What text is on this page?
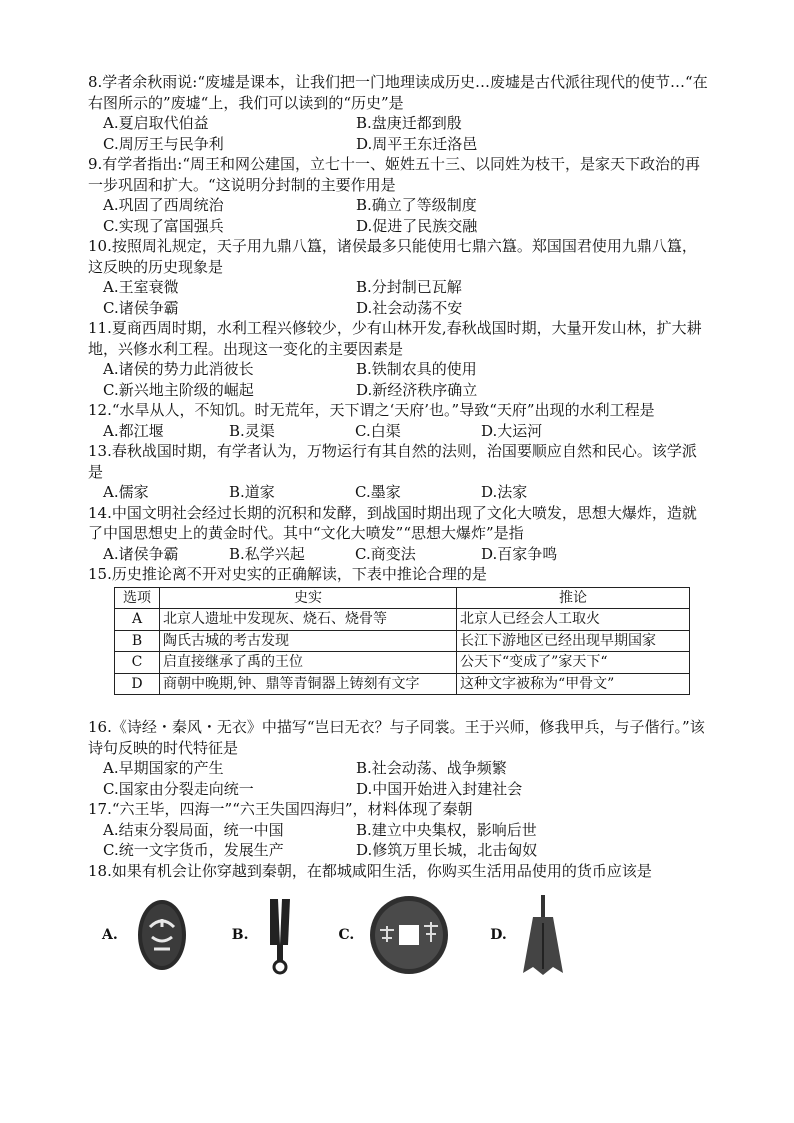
8.学者余秋雨说:“废墟是课本，让我们把一门地理读成历史…废墟是古代派往现代的使节…“在右图所示的”废墟“上，我们可以读到的“历史”是
A.夏启取代伯益	B.盘庚迁都到殷
C.周厉王与民争利	D.周平王东迁洛邑
9.有学者指出:“周王和网公建国，立七十一、姬姓五十三、以同姓为枝干，是家天下政治的再一步巩固和扩大。“这说明分封制的主要作用是
A.巩固了西周统治	B.确立了等级制度
C.实现了富国强兵	D.促进了民族交融
10.按照周礼规定，天子用九鼎八簋，诸侯最多只能使用七鼎六簋。郑国国君使用九鼎八簋，这反映的历史现象是
A.王室衰微	B.分封制已瓦解
C.诸侯争霸	D.社会动荡不安
11.夏商西周时期，水利工程兴修较少，少有山林开发,春秋战国时期，大量开发山林，扩大耕地，兴修水利工程。出现这一变化的主要因素是
A.诸侯的势力此消彼长	B.铁制农具的使用
C.新兴地主阶级的崛起	D.新经济秩序确立
12.“水旱从人，不知饥。时无荒年，天下谓之‘天府’也。”导致“天府”出现的水利工程是
A.都江堰	B.灵渠	C.白渠	D.大运河
13.春秋战国时期，有学者认为，万物运行有其自然的法则，治国要顺应自然和民心。该学派是
A.儒家	B.道家	C.墨家	D.法家
14.中国文明社会经过长期的沉积和发酵，到战国时期出现了文化大喷发，思想大爆炸，造就了中国思想史上的黄金时代。其中“文化大喷发”“思想大爆炸”是指
A.诸侯争霸	B.私学兴起	C.商变法	D.百家争鸣
15.历史推论离不开对史实的正确解读，下表中推论合理的是
选项	史实	推论
A	北京人遗址中发现灰、烧石、烧骨等	北京人已经会人工取火
B	陶氏古城的考古发现	长江下游地区已经出现早期国家
C	启直接继承了禹的王位	公天下“变成了”家天下“
D	商朝中晚期,钟、鼎等青铜器上铸刻有文字	这种文字被称为“甲骨文”
16.《诗经・秦风・无衣》中描写“岂曰无衣？与子同裳。王于兴师，修我甲兵，与子偕行。”该诗句反映的时代特征是
A.早期国家的产生	B.社会动荡、战争频繁
C.国家由分裂走向统一	D.中国开始进入封建社会
17.“六王毕，四海一”“六王失国四海归”，材料体现了秦朝
A.结束分裂局面，统一中国	B.建立中央集权，影响后世
C.统一文字货币，发展生产	D.修筑万里长城，北击匈奴
18.如果有机会让你穿越到秦朝，在都城咸阳生活，你购买生活用品使用的货币应该是
A.	B.	C.	D.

:::

Transcribe all the records above word for word, without their images.

What text is on this page?
8.学者余秋雨说:“废墟是课本，让我们把一门地理读成历史…废墟是古代派往现代的使节…“在右图所示的”废墟“上，我们可以读到的“历史”是
A.夏启取代伯益	B.盘庚迁都到殷
C.周厉王与民争利	D.周平王东迁洛邑
9.有学者指出:“周王和网公建国，立七十一、姬姓五十三、以同姓为枝干，是家天下政治的再一步巩固和扩大。“这说明分封制的主要作用是
A.巩固了西周统治	B.确立了等级制度
C.实现了富国强兵	D.促进了民族交融
10.按照周礼规定，天子用九鼎八簋，诸侯最多只能使用七鼎六簋。郑国国君使用九鼎八簋，这反映的历史现象是
A.王室衰微	B.分封制已瓦解
C.诸侯争霸	D.社会动荡不安
11.夏商西周时期，水利工程兴修较少，少有山林开发,春秋战国时期，大量开发山林，扩大耕地，兴修水利工程。出现这一变化的主要因素是
A.诸侯的势力此消彼长	B.铁制农具的使用
C.新兴地主阶级的崛起	D.新经济秩序确立
12.“水旱从人，不知饥。时无荒年，天下谓之‘天府’也。”导致“天府”出现的水利工程是
A.都江堰	B.灵渠	C.白渠	D.大运河
13.春秋战国时期，有学者认为，万物运行有其自然的法则，治国要顺应自然和民心。该学派是
A.儒家	B.道家	C.墨家	D.法家
14.中国文明社会经过长期的沉积和发酵，到战国时期出现了文化大喷发，思想大爆炸，造就了中国思想史上的黄金时代。其中“文化大喷发”“思想大爆炸”是指
A.诸侯争霸	B.私学兴起	C.商变法	D.百家争鸣
15.历史推论离不开对史实的正确解读，下表中推论合理的是
选项	史实	推论
A	北京人遗址中发现灰、烧石、烧骨等	北京人已经会人工取火
B	陶氏古城的考古发现	长江下游地区已经出现早期国家
C	启直接继承了禹的王位	公天下“变成了”家天下“
D	商朝中晚期,钟、鼎等青铜器上铸刻有文字	这种文字被称为“甲骨文”
16.《诗经・秦风・无衣》中描写“岂曰无衣？与子同裳。王于兴师，修我甲兵，与子偕行。”该诗句反映的时代特征是
A.早期国家的产生	B.社会动荡、战争频繁
C.国家由分裂走向统一	D.中国开始进入封建社会
17.“六王毕，四海一”“六王失国四海归”，材料体现了秦朝
A.结束分裂局面，统一中国	B.建立中央集权，影响后世
C.统一文字货币，发展生产	D.修筑万里长城，北击匈奴
18.如果有机会让你穿越到秦朝，在都城咸阳生活，你购买生活用品使用的货币应该是
A.	B.	C.	D.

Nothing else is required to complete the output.